● **DATA FOR THE TASK**:
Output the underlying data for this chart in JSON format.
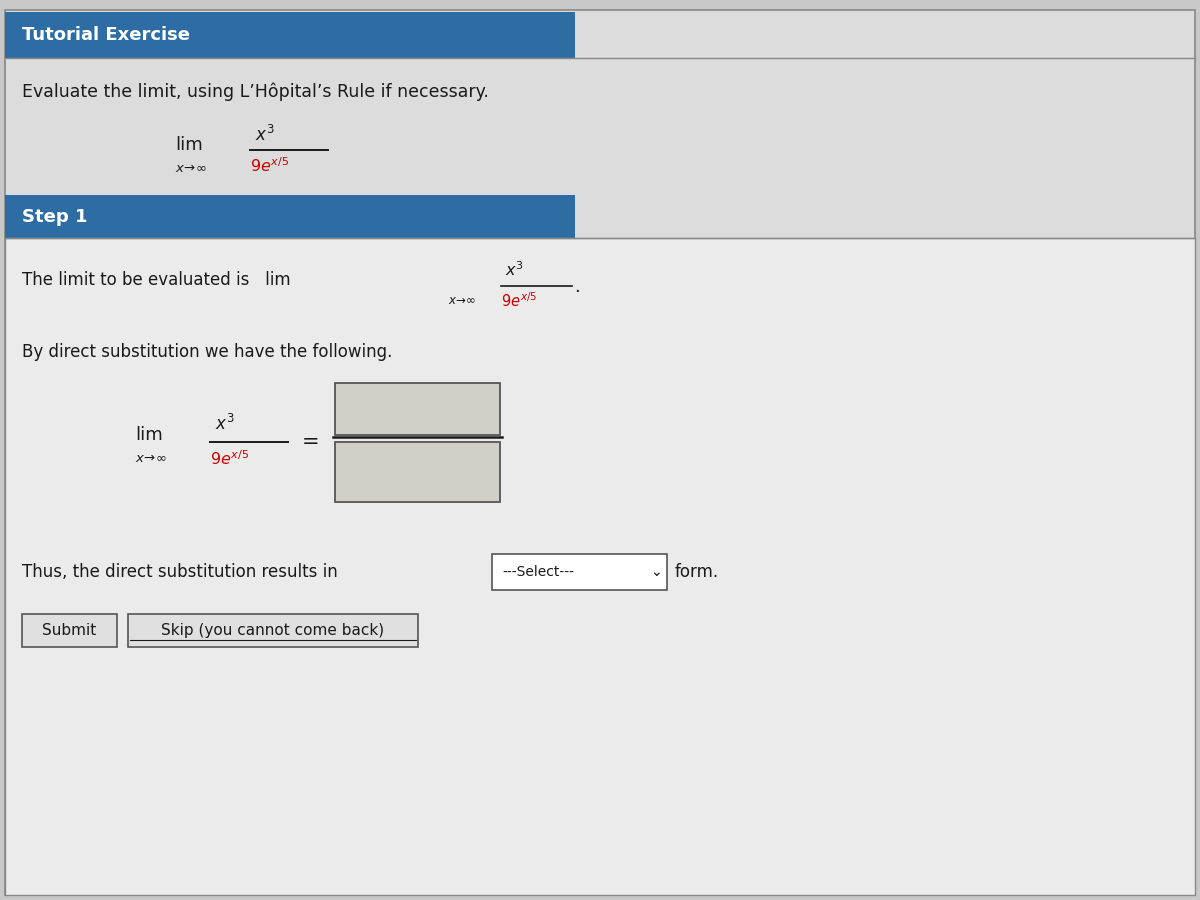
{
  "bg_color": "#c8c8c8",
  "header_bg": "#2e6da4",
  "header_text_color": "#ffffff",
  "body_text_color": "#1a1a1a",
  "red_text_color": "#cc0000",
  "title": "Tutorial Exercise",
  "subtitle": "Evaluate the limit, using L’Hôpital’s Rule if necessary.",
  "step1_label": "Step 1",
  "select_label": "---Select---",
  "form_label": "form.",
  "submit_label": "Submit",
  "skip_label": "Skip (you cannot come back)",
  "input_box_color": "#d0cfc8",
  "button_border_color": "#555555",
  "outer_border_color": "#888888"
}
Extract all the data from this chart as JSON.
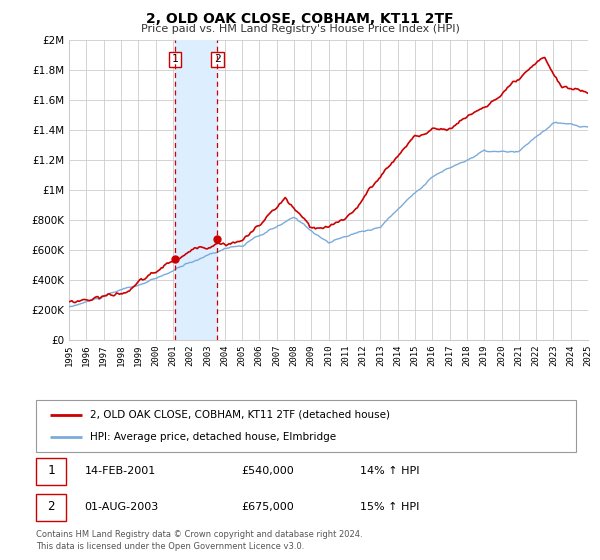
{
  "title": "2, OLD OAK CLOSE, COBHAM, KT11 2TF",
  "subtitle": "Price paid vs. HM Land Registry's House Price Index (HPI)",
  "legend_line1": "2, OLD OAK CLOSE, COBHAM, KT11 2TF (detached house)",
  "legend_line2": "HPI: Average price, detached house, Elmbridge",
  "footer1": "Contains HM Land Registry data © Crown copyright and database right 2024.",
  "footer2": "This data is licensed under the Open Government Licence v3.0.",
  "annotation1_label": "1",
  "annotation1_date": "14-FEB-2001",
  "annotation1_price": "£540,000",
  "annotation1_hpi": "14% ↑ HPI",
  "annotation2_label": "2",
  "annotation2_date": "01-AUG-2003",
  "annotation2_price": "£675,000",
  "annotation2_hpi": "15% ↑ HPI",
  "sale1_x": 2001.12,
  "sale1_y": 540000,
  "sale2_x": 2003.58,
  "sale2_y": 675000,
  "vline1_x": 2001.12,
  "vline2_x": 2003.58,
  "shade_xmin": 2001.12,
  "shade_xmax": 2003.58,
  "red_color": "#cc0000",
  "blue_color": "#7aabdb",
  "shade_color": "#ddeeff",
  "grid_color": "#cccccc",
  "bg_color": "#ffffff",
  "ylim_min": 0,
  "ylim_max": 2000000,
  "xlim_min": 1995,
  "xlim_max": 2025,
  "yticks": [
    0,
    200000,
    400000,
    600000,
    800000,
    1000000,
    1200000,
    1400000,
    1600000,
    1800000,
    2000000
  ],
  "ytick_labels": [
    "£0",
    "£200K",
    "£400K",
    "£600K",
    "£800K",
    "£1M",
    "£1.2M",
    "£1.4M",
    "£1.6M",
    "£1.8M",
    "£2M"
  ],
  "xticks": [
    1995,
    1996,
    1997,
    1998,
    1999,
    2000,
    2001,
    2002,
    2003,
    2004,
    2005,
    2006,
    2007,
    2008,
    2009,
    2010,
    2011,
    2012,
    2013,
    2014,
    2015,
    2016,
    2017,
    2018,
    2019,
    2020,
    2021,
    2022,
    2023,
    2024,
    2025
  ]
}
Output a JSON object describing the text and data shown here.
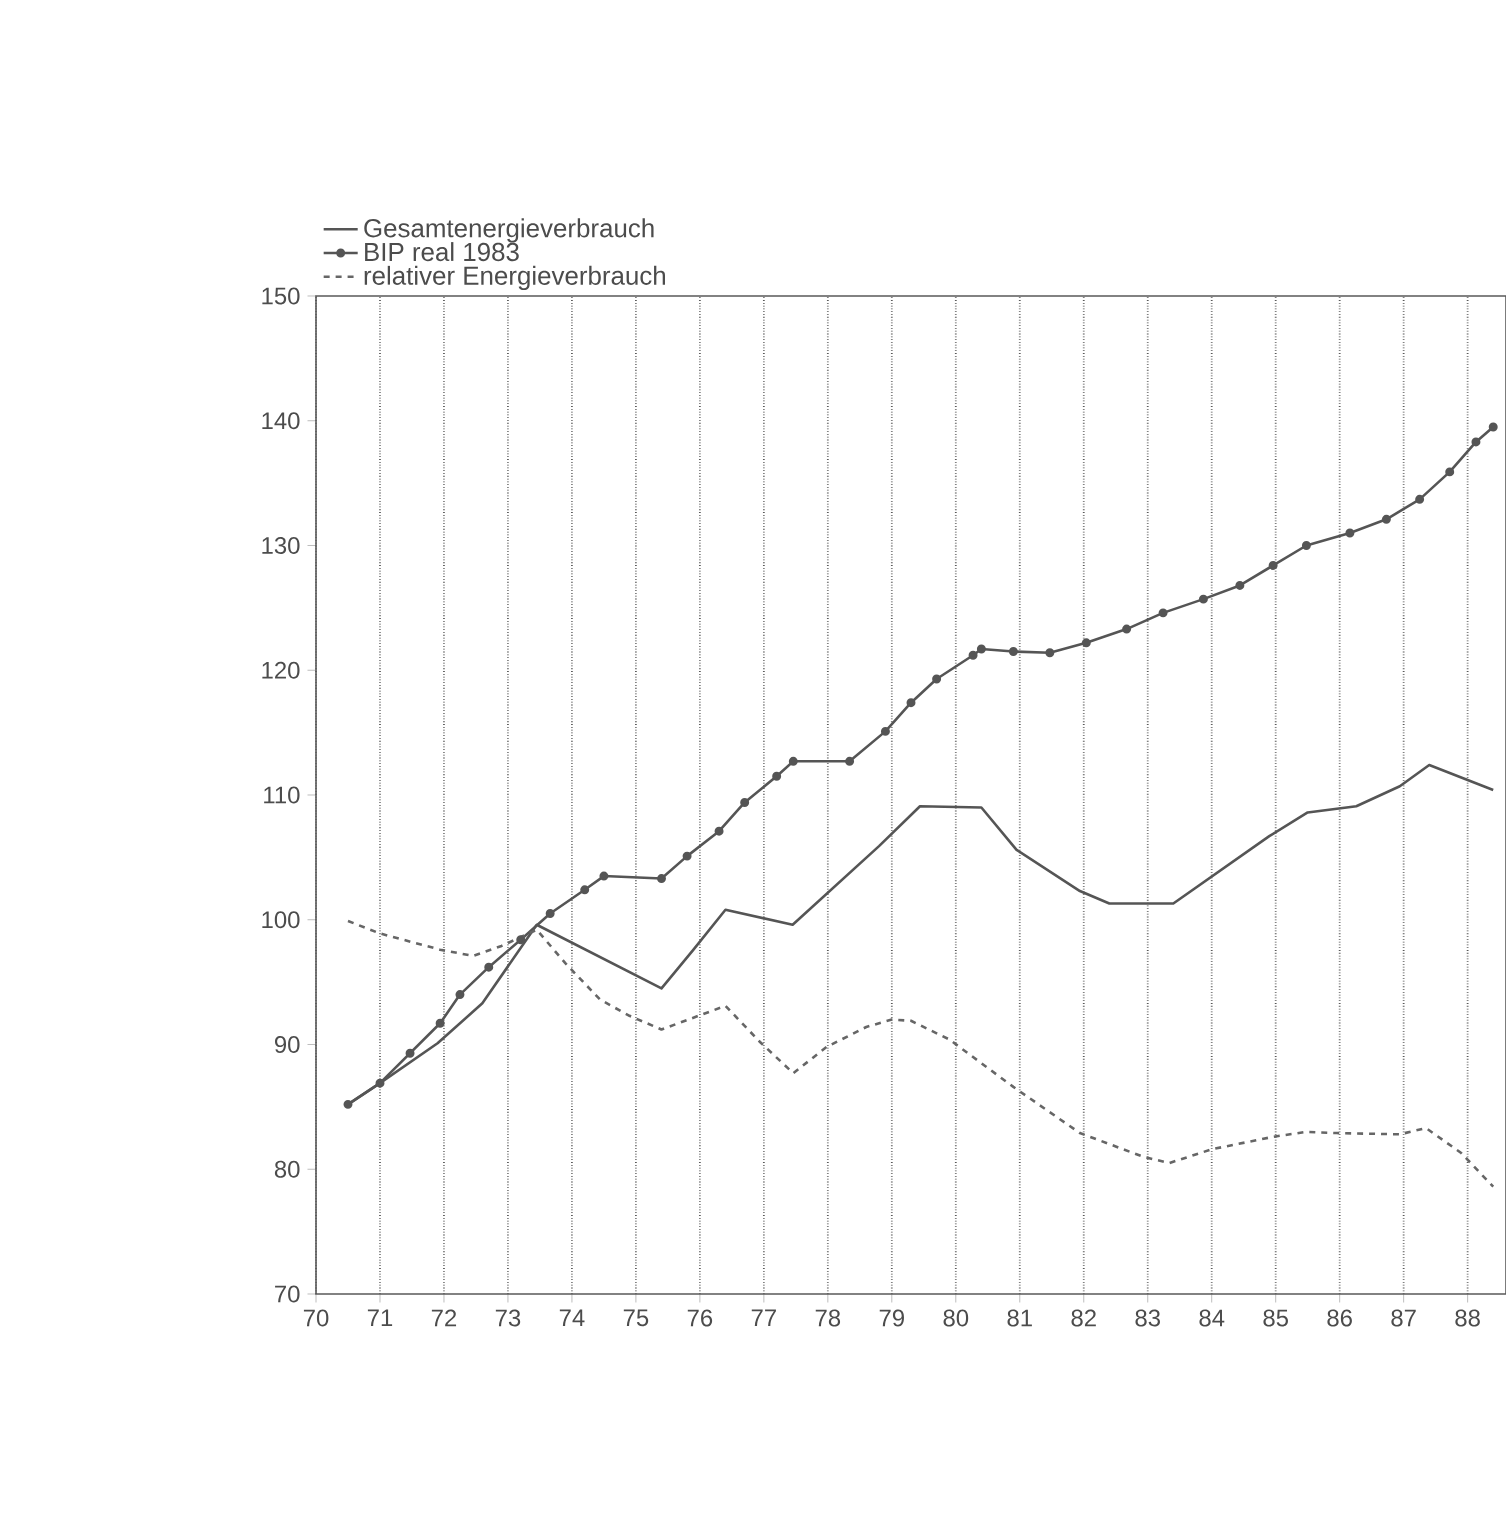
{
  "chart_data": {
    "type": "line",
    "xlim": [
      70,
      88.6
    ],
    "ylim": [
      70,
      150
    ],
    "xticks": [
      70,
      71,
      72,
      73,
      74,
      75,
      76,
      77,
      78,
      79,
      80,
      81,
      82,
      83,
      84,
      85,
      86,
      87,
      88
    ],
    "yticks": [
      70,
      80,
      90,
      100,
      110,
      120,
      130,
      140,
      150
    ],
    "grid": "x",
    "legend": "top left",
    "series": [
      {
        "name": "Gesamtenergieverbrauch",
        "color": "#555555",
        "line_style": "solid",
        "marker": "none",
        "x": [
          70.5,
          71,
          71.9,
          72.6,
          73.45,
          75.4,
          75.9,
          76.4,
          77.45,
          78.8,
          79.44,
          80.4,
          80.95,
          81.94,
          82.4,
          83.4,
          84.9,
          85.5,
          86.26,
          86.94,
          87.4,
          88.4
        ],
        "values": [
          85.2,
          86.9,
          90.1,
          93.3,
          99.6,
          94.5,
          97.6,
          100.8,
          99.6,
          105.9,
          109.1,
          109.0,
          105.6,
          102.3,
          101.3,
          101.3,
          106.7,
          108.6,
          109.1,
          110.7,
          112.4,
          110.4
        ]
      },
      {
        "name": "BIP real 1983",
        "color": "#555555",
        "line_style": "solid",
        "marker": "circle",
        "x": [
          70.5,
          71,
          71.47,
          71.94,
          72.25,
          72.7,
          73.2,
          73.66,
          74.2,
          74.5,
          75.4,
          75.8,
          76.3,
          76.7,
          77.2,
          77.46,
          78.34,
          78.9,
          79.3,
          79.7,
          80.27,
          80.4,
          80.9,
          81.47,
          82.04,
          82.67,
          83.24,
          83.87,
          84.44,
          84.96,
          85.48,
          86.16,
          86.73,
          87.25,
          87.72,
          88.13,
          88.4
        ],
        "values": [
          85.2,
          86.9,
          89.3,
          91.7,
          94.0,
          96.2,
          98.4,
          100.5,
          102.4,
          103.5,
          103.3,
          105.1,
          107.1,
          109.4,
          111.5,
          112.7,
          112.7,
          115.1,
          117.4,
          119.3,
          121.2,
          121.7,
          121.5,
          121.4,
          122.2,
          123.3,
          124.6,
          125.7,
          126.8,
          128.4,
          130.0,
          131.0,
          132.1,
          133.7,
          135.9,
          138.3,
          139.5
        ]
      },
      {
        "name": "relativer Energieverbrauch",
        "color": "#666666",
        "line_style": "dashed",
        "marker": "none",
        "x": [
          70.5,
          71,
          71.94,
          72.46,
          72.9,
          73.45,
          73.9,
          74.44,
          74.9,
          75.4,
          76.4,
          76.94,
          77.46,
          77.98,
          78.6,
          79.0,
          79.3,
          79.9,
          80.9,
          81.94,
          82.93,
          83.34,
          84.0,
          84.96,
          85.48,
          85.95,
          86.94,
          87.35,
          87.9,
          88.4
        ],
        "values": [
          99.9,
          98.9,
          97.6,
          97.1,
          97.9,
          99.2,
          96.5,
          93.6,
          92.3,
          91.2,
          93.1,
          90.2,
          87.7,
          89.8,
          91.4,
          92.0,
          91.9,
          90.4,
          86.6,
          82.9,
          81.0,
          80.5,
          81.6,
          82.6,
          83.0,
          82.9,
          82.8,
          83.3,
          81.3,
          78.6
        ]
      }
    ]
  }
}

● **AIM OF THE TASK**: In your copy of the records, include no pictures; repeat everything else exactly.

● **SOLUTION TO THIS EXERCISE**:
Output the underlying data for this chart in JSON format.
{
  "bg_color": "#c8c8c8",
  "header_bg": "#2e6da4",
  "header_text_color": "#ffffff",
  "body_text_color": "#1a1a1a",
  "red_text_color": "#cc0000",
  "title": "Tutorial Exercise",
  "subtitle": "Evaluate the limit, using L’Hôpital’s Rule if necessary.",
  "step1_label": "Step 1",
  "select_label": "---Select---",
  "form_label": "form.",
  "submit_label": "Submit",
  "skip_label": "Skip (you cannot come back)",
  "input_box_color": "#d0cfc8",
  "button_border_color": "#555555",
  "outer_border_color": "#888888"
}
Extract all the data from this chart as JSON.
{
  "title": "2, OLD OAK CLOSE, COBHAM, KT11 2TF",
  "subtitle": "Price paid vs. HM Land Registry's House Price Index (HPI)",
  "legend_line1": "2, OLD OAK CLOSE, COBHAM, KT11 2TF (detached house)",
  "legend_line2": "HPI: Average price, detached house, Elmbridge",
  "footer1": "Contains HM Land Registry data © Crown copyright and database right 2024.",
  "footer2": "This data is licensed under the Open Government Licence v3.0.",
  "annotation1_label": "1",
  "annotation1_date": "14-FEB-2001",
  "annotation1_price": "£540,000",
  "annotation1_hpi": "14% ↑ HPI",
  "annotation2_label": "2",
  "annotation2_date": "01-AUG-2003",
  "annotation2_price": "£675,000",
  "annotation2_hpi": "15% ↑ HPI",
  "sale1_x": 2001.12,
  "sale1_y": 540000,
  "sale2_x": 2003.58,
  "sale2_y": 675000,
  "vline1_x": 2001.12,
  "vline2_x": 2003.58,
  "shade_xmin": 2001.12,
  "shade_xmax": 2003.58,
  "red_color": "#cc0000",
  "blue_color": "#7aabdb",
  "shade_color": "#ddeeff",
  "grid_color": "#cccccc",
  "bg_color": "#ffffff",
  "ylim_min": 0,
  "ylim_max": 2000000,
  "xlim_min": 1995,
  "xlim_max": 2025,
  "yticks": [
    0,
    200000,
    400000,
    600000,
    800000,
    1000000,
    1200000,
    1400000,
    1600000,
    1800000,
    2000000
  ],
  "ytick_labels": [
    "£0",
    "£200K",
    "£400K",
    "£600K",
    "£800K",
    "£1M",
    "£1.2M",
    "£1.4M",
    "£1.6M",
    "£1.8M",
    "£2M"
  ],
  "xticks": [
    1995,
    1996,
    1997,
    1998,
    1999,
    2000,
    2001,
    2002,
    2003,
    2004,
    2005,
    2006,
    2007,
    2008,
    2009,
    2010,
    2011,
    2012,
    2013,
    2014,
    2015,
    2016,
    2017,
    2018,
    2019,
    2020,
    2021,
    2022,
    2023,
    2024,
    2025
  ]
}
Output a JSON object describing the text and data shown here.
{
  "chart_data": {
    "type": "line",
    "xlim": [
      70,
      88.6
    ],
    "ylim": [
      70,
      150
    ],
    "xticks": [
      70,
      71,
      72,
      73,
      74,
      75,
      76,
      77,
      78,
      79,
      80,
      81,
      82,
      83,
      84,
      85,
      86,
      87,
      88
    ],
    "yticks": [
      70,
      80,
      90,
      100,
      110,
      120,
      130,
      140,
      150
    ],
    "grid": "x",
    "legend": "top left",
    "series": [
      {
        "name": "Gesamtenergieverbrauch",
        "color": "#555555",
        "line_style": "solid",
        "marker": "none",
        "x": [
          70.5,
          71,
          71.9,
          72.6,
          73.45,
          75.4,
          75.9,
          76.4,
          77.45,
          78.8,
          79.44,
          80.4,
          80.95,
          81.94,
          82.4,
          83.4,
          84.9,
          85.5,
          86.26,
          86.94,
          87.4,
          88.4
        ],
        "values": [
          85.2,
          86.9,
          90.1,
          93.3,
          99.6,
          94.5,
          97.6,
          100.8,
          99.6,
          105.9,
          109.1,
          109.0,
          105.6,
          102.3,
          101.3,
          101.3,
          106.7,
          108.6,
          109.1,
          110.7,
          112.4,
          110.4
        ]
      },
      {
        "name": "BIP real 1983",
        "color": "#555555",
        "line_style": "solid",
        "marker": "circle",
        "x": [
          70.5,
          71,
          71.47,
          71.94,
          72.25,
          72.7,
          73.2,
          73.66,
          74.2,
          74.5,
          75.4,
          75.8,
          76.3,
          76.7,
          77.2,
          77.46,
          78.34,
          78.9,
          79.3,
          79.7,
          80.27,
          80.4,
          80.9,
          81.47,
          82.04,
          82.67,
          83.24,
          83.87,
          84.44,
          84.96,
          85.48,
          86.16,
          86.73,
          87.25,
          87.72,
          88.13,
          88.4
        ],
        "values": [
          85.2,
          86.9,
          89.3,
          91.7,
          94.0,
          96.2,
          98.4,
          100.5,
          102.4,
          103.5,
          103.3,
          105.1,
          107.1,
          109.4,
          111.5,
          112.7,
          112.7,
          115.1,
          117.4,
          119.3,
          121.2,
          121.7,
          121.5,
          121.4,
          122.2,
          123.3,
          124.6,
          125.7,
          126.8,
          128.4,
          130.0,
          131.0,
          132.1,
          133.7,
          135.9,
          138.3,
          139.5
        ]
      },
      {
        "name": "relativer Energieverbrauch",
        "color": "#666666",
        "line_style": "dashed",
        "marker": "none",
        "x": [
          70.5,
          71,
          71.94,
          72.46,
          72.9,
          73.45,
          73.9,
          74.44,
          74.9,
          75.4,
          76.4,
          76.94,
          77.46,
          77.98,
          78.6,
          79.0,
          79.3,
          79.9,
          80.9,
          81.94,
          82.93,
          83.34,
          84.0,
          84.96,
          85.48,
          85.95,
          86.94,
          87.35,
          87.9,
          88.4
        ],
        "values": [
          99.9,
          98.9,
          97.6,
          97.1,
          97.9,
          99.2,
          96.5,
          93.6,
          92.3,
          91.2,
          93.1,
          90.2,
          87.7,
          89.8,
          91.4,
          92.0,
          91.9,
          90.4,
          86.6,
          82.9,
          81.0,
          80.5,
          81.6,
          82.6,
          83.0,
          82.9,
          82.8,
          83.3,
          81.3,
          78.6
        ]
      }
    ]
  }
}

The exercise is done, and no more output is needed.